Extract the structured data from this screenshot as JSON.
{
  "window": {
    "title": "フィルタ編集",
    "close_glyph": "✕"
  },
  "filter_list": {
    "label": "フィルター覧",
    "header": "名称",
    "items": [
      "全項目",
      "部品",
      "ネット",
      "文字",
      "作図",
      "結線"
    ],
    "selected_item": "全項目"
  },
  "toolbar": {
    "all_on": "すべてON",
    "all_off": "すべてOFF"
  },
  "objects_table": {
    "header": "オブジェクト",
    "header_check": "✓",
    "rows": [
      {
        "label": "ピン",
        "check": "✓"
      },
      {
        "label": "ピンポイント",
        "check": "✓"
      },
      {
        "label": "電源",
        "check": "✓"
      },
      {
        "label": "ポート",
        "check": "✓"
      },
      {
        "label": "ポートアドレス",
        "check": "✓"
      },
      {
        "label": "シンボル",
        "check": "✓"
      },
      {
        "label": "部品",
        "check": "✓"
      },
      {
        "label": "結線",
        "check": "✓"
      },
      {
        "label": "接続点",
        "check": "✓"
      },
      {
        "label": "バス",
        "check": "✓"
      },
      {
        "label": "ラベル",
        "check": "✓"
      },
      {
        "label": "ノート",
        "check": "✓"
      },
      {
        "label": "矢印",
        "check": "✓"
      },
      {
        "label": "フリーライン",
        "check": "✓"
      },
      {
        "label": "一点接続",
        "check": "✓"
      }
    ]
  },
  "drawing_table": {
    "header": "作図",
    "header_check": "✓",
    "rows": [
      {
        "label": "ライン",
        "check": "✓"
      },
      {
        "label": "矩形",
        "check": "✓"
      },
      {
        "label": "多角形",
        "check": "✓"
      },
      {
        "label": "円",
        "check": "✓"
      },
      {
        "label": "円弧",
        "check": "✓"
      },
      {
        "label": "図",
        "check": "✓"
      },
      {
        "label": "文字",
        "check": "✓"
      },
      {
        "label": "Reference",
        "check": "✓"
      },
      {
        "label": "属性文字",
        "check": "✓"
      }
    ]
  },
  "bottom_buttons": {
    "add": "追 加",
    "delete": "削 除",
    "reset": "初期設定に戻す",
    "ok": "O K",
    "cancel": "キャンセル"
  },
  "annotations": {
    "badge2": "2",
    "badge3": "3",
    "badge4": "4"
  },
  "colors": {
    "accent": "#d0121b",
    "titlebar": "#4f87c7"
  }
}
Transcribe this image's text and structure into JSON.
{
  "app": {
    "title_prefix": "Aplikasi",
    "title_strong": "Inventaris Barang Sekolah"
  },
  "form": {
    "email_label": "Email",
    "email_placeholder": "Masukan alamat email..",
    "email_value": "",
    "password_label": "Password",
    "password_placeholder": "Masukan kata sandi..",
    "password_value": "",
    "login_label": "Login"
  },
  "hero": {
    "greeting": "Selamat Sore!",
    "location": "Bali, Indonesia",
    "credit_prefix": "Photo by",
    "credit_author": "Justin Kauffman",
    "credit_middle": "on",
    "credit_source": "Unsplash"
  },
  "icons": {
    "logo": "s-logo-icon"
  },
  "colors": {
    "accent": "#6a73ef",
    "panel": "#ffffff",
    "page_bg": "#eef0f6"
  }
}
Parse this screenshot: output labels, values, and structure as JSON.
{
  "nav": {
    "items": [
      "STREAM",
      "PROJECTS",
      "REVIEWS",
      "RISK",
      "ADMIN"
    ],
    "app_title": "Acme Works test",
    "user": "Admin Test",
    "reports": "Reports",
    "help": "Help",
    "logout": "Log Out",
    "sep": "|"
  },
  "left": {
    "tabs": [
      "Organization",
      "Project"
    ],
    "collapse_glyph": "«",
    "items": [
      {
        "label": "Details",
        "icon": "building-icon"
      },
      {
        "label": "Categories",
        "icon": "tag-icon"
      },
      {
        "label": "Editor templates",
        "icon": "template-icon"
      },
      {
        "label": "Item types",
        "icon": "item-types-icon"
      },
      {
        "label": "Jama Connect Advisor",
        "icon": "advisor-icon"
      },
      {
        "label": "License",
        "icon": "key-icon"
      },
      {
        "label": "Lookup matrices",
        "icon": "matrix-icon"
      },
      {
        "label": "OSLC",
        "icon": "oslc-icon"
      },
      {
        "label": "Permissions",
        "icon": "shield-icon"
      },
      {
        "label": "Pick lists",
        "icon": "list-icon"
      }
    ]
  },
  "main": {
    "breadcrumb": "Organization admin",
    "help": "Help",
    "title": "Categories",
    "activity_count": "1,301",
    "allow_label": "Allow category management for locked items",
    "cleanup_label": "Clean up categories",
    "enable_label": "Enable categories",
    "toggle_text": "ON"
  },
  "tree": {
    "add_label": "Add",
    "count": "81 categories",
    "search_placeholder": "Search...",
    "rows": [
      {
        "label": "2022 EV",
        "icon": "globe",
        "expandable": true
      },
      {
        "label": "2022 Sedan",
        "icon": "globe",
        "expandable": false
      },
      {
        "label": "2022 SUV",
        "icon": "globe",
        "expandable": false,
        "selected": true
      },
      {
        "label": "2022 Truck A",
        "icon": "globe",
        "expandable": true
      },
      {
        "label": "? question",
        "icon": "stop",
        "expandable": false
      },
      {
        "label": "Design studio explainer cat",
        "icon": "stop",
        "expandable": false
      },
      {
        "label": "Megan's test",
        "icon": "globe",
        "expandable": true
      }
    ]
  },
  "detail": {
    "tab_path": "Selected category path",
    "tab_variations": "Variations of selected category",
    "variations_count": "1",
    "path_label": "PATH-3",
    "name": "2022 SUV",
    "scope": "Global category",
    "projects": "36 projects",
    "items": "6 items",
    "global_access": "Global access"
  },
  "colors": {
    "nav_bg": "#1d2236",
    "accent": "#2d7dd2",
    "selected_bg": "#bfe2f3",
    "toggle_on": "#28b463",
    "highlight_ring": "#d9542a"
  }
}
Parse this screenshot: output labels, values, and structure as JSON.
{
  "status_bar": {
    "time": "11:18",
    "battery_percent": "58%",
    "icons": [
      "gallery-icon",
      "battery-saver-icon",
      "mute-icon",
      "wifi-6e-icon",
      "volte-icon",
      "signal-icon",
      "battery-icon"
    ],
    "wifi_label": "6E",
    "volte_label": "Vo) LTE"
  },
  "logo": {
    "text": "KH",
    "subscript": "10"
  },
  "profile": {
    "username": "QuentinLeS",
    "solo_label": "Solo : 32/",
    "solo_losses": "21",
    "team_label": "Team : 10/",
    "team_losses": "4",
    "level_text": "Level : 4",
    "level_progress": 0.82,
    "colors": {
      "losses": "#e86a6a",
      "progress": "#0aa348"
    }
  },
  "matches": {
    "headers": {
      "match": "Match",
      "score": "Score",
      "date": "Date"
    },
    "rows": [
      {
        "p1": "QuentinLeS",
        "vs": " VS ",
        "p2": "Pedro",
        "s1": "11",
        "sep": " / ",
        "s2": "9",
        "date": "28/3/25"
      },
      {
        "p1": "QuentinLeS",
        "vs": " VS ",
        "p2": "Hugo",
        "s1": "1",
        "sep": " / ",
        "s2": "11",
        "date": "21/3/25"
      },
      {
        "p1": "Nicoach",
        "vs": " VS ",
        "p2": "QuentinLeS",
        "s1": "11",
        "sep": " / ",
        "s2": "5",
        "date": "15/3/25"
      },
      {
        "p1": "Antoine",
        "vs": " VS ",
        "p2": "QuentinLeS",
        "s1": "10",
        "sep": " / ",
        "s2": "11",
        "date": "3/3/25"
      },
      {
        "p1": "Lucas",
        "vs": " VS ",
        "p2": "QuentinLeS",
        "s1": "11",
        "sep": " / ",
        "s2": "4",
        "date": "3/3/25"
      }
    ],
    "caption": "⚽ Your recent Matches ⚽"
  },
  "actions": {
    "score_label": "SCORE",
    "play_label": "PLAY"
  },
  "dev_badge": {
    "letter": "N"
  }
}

=== What the task asks ===
Go through the entries and repeat each one exactly.

=== Written response ===
Extract the structured data from this screenshot as JSON.
{
  "window": {
    "title": "フィルタ編集",
    "close_glyph": "✕"
  },
  "filter_list": {
    "label": "フィルター覧",
    "header": "名称",
    "items": [
      "全項目",
      "部品",
      "ネット",
      "文字",
      "作図",
      "結線"
    ],
    "selected_item": "全項目"
  },
  "toolbar": {
    "all_on": "すべてON",
    "all_off": "すべてOFF"
  },
  "objects_table": {
    "header": "オブジェクト",
    "header_check": "✓",
    "rows": [
      {
        "label": "ピン",
        "check": "✓"
      },
      {
        "label": "ピンポイント",
        "check": "✓"
      },
      {
        "label": "電源",
        "check": "✓"
      },
      {
        "label": "ポート",
        "check": "✓"
      },
      {
        "label": "ポートアドレス",
        "check": "✓"
      },
      {
        "label": "シンボル",
        "check": "✓"
      },
      {
        "label": "部品",
        "check": "✓"
      },
      {
        "label": "結線",
        "check": "✓"
      },
      {
        "label": "接続点",
        "check": "✓"
      },
      {
        "label": "バス",
        "check": "✓"
      },
      {
        "label": "ラベル",
        "check": "✓"
      },
      {
        "label": "ノート",
        "check": "✓"
      },
      {
        "label": "矢印",
        "check": "✓"
      },
      {
        "label": "フリーライン",
        "check": "✓"
      },
      {
        "label": "一点接続",
        "check": "✓"
      }
    ]
  },
  "drawing_table": {
    "header": "作図",
    "header_check": "✓",
    "rows": [
      {
        "label": "ライン",
        "check": "✓"
      },
      {
        "label": "矩形",
        "check": "✓"
      },
      {
        "label": "多角形",
        "check": "✓"
      },
      {
        "label": "円",
        "check": "✓"
      },
      {
        "label": "円弧",
        "check": "✓"
      },
      {
        "label": "図",
        "check": "✓"
      },
      {
        "label": "文字",
        "check": "✓"
      },
      {
        "label": "Reference",
        "check": "✓"
      },
      {
        "label": "属性文字",
        "check": "✓"
      }
    ]
  },
  "bottom_buttons": {
    "add": "追 加",
    "delete": "削 除",
    "reset": "初期設定に戻す",
    "ok": "O K",
    "cancel": "キャンセル"
  },
  "annotations": {
    "badge2": "2",
    "badge3": "3",
    "badge4": "4"
  },
  "colors": {
    "accent": "#d0121b",
    "titlebar": "#4f87c7"
  }
}
Transcribe this image's text and structure into JSON.
{
  "app": {
    "title_prefix": "Aplikasi",
    "title_strong": "Inventaris Barang Sekolah"
  },
  "form": {
    "email_label": "Email",
    "email_placeholder": "Masukan alamat email..",
    "email_value": "",
    "password_label": "Password",
    "password_placeholder": "Masukan kata sandi..",
    "password_value": "",
    "login_label": "Login"
  },
  "hero": {
    "greeting": "Selamat Sore!",
    "location": "Bali, Indonesia",
    "credit_prefix": "Photo by",
    "credit_author": "Justin Kauffman",
    "credit_middle": "on",
    "credit_source": "Unsplash"
  },
  "icons": {
    "logo": "s-logo-icon"
  },
  "colors": {
    "accent": "#6a73ef",
    "panel": "#ffffff",
    "page_bg": "#eef0f6"
  }
}
Parse this screenshot: output labels, values, and structure as JSON.
{
  "nav": {
    "items": [
      "STREAM",
      "PROJECTS",
      "REVIEWS",
      "RISK",
      "ADMIN"
    ],
    "app_title": "Acme Works test",
    "user": "Admin Test",
    "reports": "Reports",
    "help": "Help",
    "logout": "Log Out",
    "sep": "|"
  },
  "left": {
    "tabs": [
      "Organization",
      "Project"
    ],
    "collapse_glyph": "«",
    "items": [
      {
        "label": "Details",
        "icon": "building-icon"
      },
      {
        "label": "Categories",
        "icon": "tag-icon"
      },
      {
        "label": "Editor templates",
        "icon": "template-icon"
      },
      {
        "label": "Item types",
        "icon": "item-types-icon"
      },
      {
        "label": "Jama Connect Advisor",
        "icon": "advisor-icon"
      },
      {
        "label": "License",
        "icon": "key-icon"
      },
      {
        "label": "Lookup matrices",
        "icon": "matrix-icon"
      },
      {
        "label": "OSLC",
        "icon": "oslc-icon"
      },
      {
        "label": "Permissions",
        "icon": "shield-icon"
      },
      {
        "label": "Pick lists",
        "icon": "list-icon"
      }
    ]
  },
  "main": {
    "breadcrumb": "Organization admin",
    "help": "Help",
    "title": "Categories",
    "activity_count": "1,301",
    "allow_label": "Allow category management for locked items",
    "cleanup_label": "Clean up categories",
    "enable_label": "Enable categories",
    "toggle_text": "ON"
  },
  "tree": {
    "add_label": "Add",
    "count": "81 categories",
    "search_placeholder": "Search...",
    "rows": [
      {
        "label": "2022 EV",
        "icon": "globe",
        "expandable": true
      },
      {
        "label": "2022 Sedan",
        "icon": "globe",
        "expandable": false
      },
      {
        "label": "2022 SUV",
        "icon": "globe",
        "expandable": false,
        "selected": true
      },
      {
        "label": "2022 Truck A",
        "icon": "globe",
        "expandable": true
      },
      {
        "label": "? question",
        "icon": "stop",
        "expandable": false
      },
      {
        "label": "Design studio explainer cat",
        "icon": "stop",
        "expandable": false
      },
      {
        "label": "Megan's test",
        "icon": "globe",
        "expandable": true
      }
    ]
  },
  "detail": {
    "tab_path": "Selected category path",
    "tab_variations": "Variations of selected category",
    "variations_count": "1",
    "path_label": "PATH-3",
    "name": "2022 SUV",
    "scope": "Global category",
    "projects": "36 projects",
    "items": "6 items",
    "global_access": "Global access"
  },
  "colors": {
    "nav_bg": "#1d2236",
    "accent": "#2d7dd2",
    "selected_bg": "#bfe2f3",
    "toggle_on": "#28b463",
    "highlight_ring": "#d9542a"
  }
}
Parse this screenshot: output labels, values, and structure as JSON.
{
  "status_bar": {
    "time": "11:18",
    "battery_percent": "58%",
    "icons": [
      "gallery-icon",
      "battery-saver-icon",
      "mute-icon",
      "wifi-6e-icon",
      "volte-icon",
      "signal-icon",
      "battery-icon"
    ],
    "wifi_label": "6E",
    "volte_label": "Vo) LTE"
  },
  "logo": {
    "text": "KH",
    "subscript": "10"
  },
  "profile": {
    "username": "QuentinLeS",
    "solo_label": "Solo : 32/",
    "solo_losses": "21",
    "team_label": "Team : 10/",
    "team_losses": "4",
    "level_text": "Level : 4",
    "level_progress": 0.82,
    "colors": {
      "losses": "#e86a6a",
      "progress": "#0aa348"
    }
  },
  "matches": {
    "headers": {
      "match": "Match",
      "score": "Score",
      "date": "Date"
    },
    "rows": [
      {
        "p1": "QuentinLeS",
        "vs": " VS ",
        "p2": "Pedro",
        "s1": "11",
        "sep": " / ",
        "s2": "9",
        "date": "28/3/25"
      },
      {
        "p1": "QuentinLeS",
        "vs": " VS ",
        "p2": "Hugo",
        "s1": "1",
        "sep": " / ",
        "s2": "11",
        "date": "21/3/25"
      },
      {
        "p1": "Nicoach",
        "vs": " VS ",
        "p2": "QuentinLeS",
        "s1": "11",
        "sep": " / ",
        "s2": "5",
        "date": "15/3/25"
      },
      {
        "p1": "Antoine",
        "vs": " VS ",
        "p2": "QuentinLeS",
        "s1": "10",
        "sep": " / ",
        "s2": "11",
        "date": "3/3/25"
      },
      {
        "p1": "Lucas",
        "vs": " VS ",
        "p2": "QuentinLeS",
        "s1": "11",
        "sep": " / ",
        "s2": "4",
        "date": "3/3/25"
      }
    ],
    "caption": "⚽ Your recent Matches ⚽"
  },
  "actions": {
    "score_label": "SCORE",
    "play_label": "PLAY"
  },
  "dev_badge": {
    "letter": "N"
  }
}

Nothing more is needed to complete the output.